• GIVEN PROBLEM: Go through the entries below and print each one exactly, leaving out pictures.

• DATA ROWS:

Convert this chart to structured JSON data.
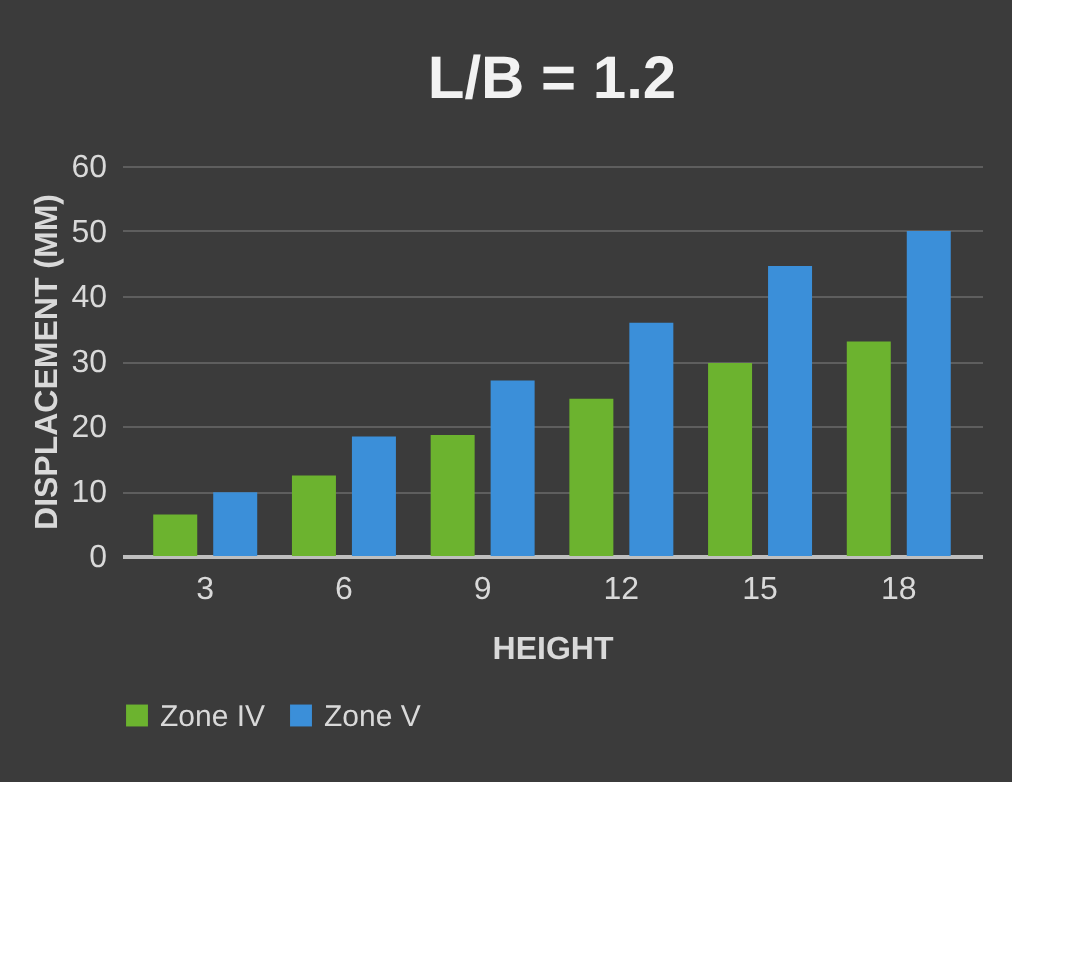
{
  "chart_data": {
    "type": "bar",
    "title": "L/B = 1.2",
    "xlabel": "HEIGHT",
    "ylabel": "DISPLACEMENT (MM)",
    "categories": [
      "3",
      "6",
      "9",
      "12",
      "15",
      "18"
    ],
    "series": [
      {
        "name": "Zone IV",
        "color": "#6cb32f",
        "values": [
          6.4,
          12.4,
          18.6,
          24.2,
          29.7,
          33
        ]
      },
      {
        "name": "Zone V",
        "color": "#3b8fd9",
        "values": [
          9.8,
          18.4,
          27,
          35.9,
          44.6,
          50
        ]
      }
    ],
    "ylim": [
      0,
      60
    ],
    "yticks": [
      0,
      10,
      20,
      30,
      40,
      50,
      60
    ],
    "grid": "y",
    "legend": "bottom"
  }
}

• SOLUTION TO THIS PROBLEM:
Convert this chart to structured JSON data.
{
  "chart_data": {
    "type": "bar",
    "title": "L/B = 1.2",
    "xlabel": "HEIGHT",
    "ylabel": "DISPLACEMENT (MM)",
    "categories": [
      "3",
      "6",
      "9",
      "12",
      "15",
      "18"
    ],
    "series": [
      {
        "name": "Zone IV",
        "color": "#6cb32f",
        "values": [
          6.4,
          12.4,
          18.6,
          24.2,
          29.7,
          33
        ]
      },
      {
        "name": "Zone V",
        "color": "#3b8fd9",
        "values": [
          9.8,
          18.4,
          27,
          35.9,
          44.6,
          50
        ]
      }
    ],
    "ylim": [
      0,
      60
    ],
    "yticks": [
      0,
      10,
      20,
      30,
      40,
      50,
      60
    ],
    "grid": "y",
    "legend": "bottom"
  }
}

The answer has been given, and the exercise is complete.